─── Testo da leggere

Innazitutto nel Prologo (1, 1-2), si nota la pre-esistenza del Logos (Verbo), con Dio “dal principio” (en archè, pronuncia del greco). Se il Verbo coesisteva con Dio “dal principio” non poteva che essere Dio stesso, o meglio, una delle sue “Persone”. Notiamo quindi che Giovanni inizia a delineare quello è il concetto di Trinità. Ma poi vi è scritto espressamente: “e il Verbo era Dio”.
Pochi passi dopo, (1, 14), Giovanni ci rivela che il Verbo, il Logos, ossia Dio, si fece carne e venne tra di noi.

──────
─── Dati forniti

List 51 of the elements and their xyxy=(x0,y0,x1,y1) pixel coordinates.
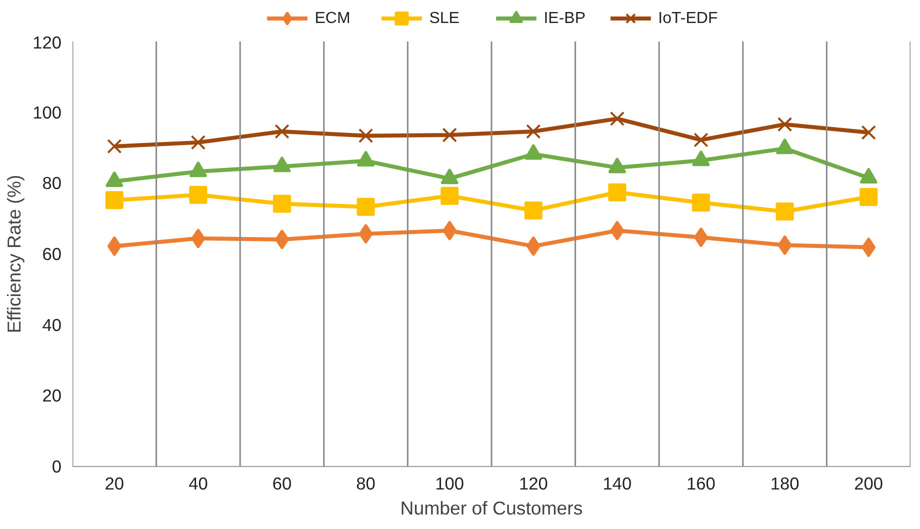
point xyxy=(273,194,291,213)
y-tick-label: 0 xyxy=(52,456,62,476)
point xyxy=(190,135,206,150)
point xyxy=(107,236,122,256)
y-tick-label: 100 xyxy=(32,102,62,122)
point xyxy=(442,128,457,142)
y-tick-label: 80 xyxy=(42,173,62,194)
x-tick-label: 120 xyxy=(518,474,548,494)
point xyxy=(610,220,624,241)
point xyxy=(189,186,208,204)
x-tick-label: 180 xyxy=(770,474,800,494)
point xyxy=(777,117,792,132)
point xyxy=(778,235,792,256)
point xyxy=(191,228,206,248)
point xyxy=(526,236,540,256)
legend-label: ECM xyxy=(314,10,350,27)
x-tick-label: 80 xyxy=(356,474,376,494)
point xyxy=(610,111,625,126)
point xyxy=(274,124,290,139)
y-tick-label: 20 xyxy=(42,386,62,406)
point xyxy=(358,224,373,244)
legend-label: IoT-EDF xyxy=(658,10,718,27)
point xyxy=(358,128,374,144)
point xyxy=(776,202,794,220)
y-tick-label: 40 xyxy=(42,314,62,335)
point xyxy=(692,194,710,212)
point xyxy=(860,188,878,206)
x-tick-label: 140 xyxy=(602,474,632,494)
point xyxy=(526,124,541,139)
point xyxy=(861,125,876,140)
point xyxy=(105,191,124,210)
x-tick-label: 60 xyxy=(272,474,292,494)
legend-label: IE-BP xyxy=(544,10,586,27)
y-axis-title: Efficiency Rate (%) xyxy=(4,174,25,334)
y-tick-label: 60 xyxy=(42,244,62,264)
point xyxy=(608,183,626,202)
x-axis-title: Number of Customers xyxy=(400,498,583,518)
point xyxy=(524,201,542,220)
point xyxy=(356,198,375,216)
point xyxy=(442,220,457,241)
x-tick-label: 200 xyxy=(854,474,884,494)
x-tick-label: 160 xyxy=(686,474,716,494)
x-tick-label: 20 xyxy=(104,474,124,494)
point xyxy=(440,186,459,205)
point xyxy=(862,237,876,258)
x-tick-label: 40 xyxy=(188,474,208,494)
x-tick-label: 100 xyxy=(435,474,464,494)
legend-label: SLE xyxy=(429,10,460,27)
point xyxy=(694,132,708,148)
point xyxy=(107,138,122,154)
y-tick-label: 120 xyxy=(32,32,62,52)
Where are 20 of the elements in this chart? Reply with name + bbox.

──────

## Istruzioni
A) Elenca, una volta ciascuna, tutte le espressioni racchiuse tra virgolette nel commento sul Prologo di Giovanni.
B) Prosegui il commento sul Prologo di Giovanni dopo la sua ultima frase.
I record non hanno alcun legame con il testo da leggere.

## Soluzioni
A)
dal principio
Persone
e il Verbo era Dio

B)
E’ un cambiamento rivoluzionario rispetto alla fredda concezione ellenistica, nella quale il Logos rimaneva distaccato, lontano. Nella fede cristiana invece il Verbo decise di venire tra di noi, incarnandosi in Gesù Cristo. Nel Prologo viene delineato inoltre il concetto che il Verbo è la vita, ossia l’origine stessa della vita sulla terra. Oltre a ciò si descrive il dualismo luce-tenebre: “la luce splende nelle tenebre e le tenebre non l’hanno vinta”.
Sempre nel primo capitolo del quarto Vangelo, Giovanni ci rivela per quale motivo il Logos si è incarnato in Gesù Cristo, ossia per quale motivo Gesù Cristo è venuto sulla terra. E Giovanni il Battista che parla, Vangelo di Giovanni (1, 29):
Il giorno dopo, vedendo Gesù venire verso di lui, disse: «Ecco l’agnello di Dio, colui che toglie il peccato del mondo!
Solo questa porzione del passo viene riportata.